■ TASK TO COMPLETE ■
Wherever the string "tracks" appears in a line, extract that line.

Saved data entries
--------

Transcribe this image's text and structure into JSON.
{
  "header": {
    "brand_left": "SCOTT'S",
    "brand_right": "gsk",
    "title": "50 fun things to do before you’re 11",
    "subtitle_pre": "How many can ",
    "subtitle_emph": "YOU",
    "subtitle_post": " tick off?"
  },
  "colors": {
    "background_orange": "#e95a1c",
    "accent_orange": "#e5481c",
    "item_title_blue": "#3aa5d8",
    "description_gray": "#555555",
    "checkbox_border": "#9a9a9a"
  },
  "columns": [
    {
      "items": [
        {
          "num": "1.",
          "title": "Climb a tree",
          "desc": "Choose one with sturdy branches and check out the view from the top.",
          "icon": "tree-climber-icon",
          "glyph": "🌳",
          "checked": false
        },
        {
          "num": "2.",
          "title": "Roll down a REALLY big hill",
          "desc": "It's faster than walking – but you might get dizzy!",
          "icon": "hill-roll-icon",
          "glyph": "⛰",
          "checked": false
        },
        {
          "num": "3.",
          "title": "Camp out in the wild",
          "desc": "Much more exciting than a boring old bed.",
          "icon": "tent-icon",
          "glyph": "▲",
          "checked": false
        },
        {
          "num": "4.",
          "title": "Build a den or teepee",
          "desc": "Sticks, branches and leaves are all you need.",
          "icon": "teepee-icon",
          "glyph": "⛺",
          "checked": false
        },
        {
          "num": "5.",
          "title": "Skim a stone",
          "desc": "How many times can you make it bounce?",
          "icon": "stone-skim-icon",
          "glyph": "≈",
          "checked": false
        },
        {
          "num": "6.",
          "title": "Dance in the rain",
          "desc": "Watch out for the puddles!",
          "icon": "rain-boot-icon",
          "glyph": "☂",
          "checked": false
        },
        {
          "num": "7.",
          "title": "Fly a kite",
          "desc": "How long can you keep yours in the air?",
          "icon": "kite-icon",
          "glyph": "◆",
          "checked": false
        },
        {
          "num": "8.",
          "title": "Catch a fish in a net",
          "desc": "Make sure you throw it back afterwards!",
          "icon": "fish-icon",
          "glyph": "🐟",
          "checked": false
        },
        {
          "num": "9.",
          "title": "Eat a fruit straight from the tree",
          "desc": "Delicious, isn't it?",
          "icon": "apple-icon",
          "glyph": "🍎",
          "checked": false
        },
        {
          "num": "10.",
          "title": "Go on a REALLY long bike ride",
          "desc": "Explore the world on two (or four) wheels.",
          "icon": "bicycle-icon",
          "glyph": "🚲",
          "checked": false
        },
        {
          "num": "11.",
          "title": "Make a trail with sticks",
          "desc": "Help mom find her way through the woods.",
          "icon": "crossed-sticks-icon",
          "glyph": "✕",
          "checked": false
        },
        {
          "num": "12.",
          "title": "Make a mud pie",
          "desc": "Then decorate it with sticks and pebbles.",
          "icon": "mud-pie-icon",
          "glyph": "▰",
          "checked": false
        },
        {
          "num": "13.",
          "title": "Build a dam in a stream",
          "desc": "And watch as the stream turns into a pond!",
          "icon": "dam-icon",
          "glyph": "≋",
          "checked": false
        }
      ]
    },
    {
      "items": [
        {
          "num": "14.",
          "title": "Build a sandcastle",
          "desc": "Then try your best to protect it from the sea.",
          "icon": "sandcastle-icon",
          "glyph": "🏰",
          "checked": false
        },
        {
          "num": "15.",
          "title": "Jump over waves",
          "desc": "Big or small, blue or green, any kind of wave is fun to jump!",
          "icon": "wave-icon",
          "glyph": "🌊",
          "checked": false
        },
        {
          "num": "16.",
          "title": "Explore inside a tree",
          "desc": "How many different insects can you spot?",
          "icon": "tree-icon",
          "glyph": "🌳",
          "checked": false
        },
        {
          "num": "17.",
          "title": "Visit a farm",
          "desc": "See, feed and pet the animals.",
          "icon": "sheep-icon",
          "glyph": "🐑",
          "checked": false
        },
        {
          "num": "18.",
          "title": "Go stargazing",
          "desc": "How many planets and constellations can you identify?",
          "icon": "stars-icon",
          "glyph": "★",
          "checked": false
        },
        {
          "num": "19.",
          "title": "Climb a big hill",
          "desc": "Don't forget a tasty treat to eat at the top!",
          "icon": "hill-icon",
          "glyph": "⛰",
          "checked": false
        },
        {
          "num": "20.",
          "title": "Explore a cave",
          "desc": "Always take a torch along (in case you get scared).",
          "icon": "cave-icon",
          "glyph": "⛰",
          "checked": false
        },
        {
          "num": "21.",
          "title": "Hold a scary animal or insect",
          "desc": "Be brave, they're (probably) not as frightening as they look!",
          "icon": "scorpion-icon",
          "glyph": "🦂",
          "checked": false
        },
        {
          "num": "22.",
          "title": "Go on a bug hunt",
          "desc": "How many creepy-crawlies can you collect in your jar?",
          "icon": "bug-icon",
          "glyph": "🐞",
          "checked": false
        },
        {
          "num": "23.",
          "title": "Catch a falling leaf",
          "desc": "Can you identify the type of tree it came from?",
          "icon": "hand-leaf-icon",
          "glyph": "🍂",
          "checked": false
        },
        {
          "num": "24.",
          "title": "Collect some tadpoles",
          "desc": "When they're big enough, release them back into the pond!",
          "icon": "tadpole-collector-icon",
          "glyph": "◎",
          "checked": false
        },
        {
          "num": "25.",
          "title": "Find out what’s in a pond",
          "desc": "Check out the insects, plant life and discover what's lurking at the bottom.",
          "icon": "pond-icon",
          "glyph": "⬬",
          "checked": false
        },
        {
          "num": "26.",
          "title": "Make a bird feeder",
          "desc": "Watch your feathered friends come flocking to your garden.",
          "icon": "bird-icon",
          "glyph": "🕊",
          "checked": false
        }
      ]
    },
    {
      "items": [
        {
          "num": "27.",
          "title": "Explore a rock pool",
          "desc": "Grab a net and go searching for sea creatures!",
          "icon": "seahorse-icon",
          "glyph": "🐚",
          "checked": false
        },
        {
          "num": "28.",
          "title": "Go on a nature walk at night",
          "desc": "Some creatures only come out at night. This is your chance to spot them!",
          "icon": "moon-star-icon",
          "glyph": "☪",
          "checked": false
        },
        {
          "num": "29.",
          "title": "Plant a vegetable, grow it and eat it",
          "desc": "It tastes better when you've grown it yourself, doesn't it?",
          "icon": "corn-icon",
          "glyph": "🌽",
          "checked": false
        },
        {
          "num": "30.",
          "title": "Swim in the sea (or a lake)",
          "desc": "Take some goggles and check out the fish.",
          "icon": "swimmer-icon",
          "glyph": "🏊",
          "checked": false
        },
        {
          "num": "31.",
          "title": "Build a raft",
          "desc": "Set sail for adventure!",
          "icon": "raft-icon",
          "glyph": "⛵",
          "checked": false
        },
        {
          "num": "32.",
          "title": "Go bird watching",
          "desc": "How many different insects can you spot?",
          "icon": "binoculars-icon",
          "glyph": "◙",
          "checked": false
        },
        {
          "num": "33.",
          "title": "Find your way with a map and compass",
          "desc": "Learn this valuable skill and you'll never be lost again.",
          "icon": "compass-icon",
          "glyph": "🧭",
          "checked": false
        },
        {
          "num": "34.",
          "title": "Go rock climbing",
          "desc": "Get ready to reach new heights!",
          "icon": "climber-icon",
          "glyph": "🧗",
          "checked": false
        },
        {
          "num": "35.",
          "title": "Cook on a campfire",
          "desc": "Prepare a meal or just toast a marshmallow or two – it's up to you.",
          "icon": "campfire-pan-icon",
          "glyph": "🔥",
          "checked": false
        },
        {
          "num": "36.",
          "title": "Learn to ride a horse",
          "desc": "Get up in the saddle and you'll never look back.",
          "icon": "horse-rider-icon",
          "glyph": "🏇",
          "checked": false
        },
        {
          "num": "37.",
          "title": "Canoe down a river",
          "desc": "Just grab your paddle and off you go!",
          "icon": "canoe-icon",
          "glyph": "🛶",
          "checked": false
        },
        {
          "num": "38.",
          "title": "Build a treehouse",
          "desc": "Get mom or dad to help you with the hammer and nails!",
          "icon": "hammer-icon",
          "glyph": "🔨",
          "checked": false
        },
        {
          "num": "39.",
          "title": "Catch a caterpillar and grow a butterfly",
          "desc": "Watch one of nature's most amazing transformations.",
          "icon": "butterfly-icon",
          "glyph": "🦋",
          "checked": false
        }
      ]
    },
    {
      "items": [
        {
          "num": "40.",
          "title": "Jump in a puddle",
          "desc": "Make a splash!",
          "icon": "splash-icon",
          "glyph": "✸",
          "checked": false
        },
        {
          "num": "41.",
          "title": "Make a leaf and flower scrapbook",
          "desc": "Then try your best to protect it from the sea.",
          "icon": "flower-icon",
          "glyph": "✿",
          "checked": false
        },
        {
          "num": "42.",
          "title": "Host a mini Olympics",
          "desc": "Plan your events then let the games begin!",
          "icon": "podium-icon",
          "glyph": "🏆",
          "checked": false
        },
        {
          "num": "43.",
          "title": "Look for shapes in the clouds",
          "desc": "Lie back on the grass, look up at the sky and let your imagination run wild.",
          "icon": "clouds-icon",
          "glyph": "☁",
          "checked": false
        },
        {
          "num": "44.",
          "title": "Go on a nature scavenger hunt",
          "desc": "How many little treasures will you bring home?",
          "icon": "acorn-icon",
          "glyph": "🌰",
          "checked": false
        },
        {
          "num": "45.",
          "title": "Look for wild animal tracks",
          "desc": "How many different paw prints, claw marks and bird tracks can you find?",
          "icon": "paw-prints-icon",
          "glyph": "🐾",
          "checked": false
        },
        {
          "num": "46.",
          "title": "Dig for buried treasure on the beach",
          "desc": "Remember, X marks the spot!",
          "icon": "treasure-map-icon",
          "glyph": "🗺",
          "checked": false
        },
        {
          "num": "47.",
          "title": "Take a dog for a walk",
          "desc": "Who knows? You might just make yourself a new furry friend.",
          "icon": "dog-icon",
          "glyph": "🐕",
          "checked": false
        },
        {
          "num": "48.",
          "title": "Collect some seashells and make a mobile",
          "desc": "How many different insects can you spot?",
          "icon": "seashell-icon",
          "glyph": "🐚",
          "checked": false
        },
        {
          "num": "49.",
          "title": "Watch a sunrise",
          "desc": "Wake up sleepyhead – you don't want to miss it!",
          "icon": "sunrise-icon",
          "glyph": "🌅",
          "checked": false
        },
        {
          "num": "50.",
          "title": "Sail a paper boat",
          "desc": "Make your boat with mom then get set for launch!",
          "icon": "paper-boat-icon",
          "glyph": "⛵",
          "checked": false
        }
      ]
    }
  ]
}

--------

■ SOLUTION ■
          "title": "Look for wild animal tracks",
          "desc": "How many different paw prints, claw marks and bird tracks can you find?",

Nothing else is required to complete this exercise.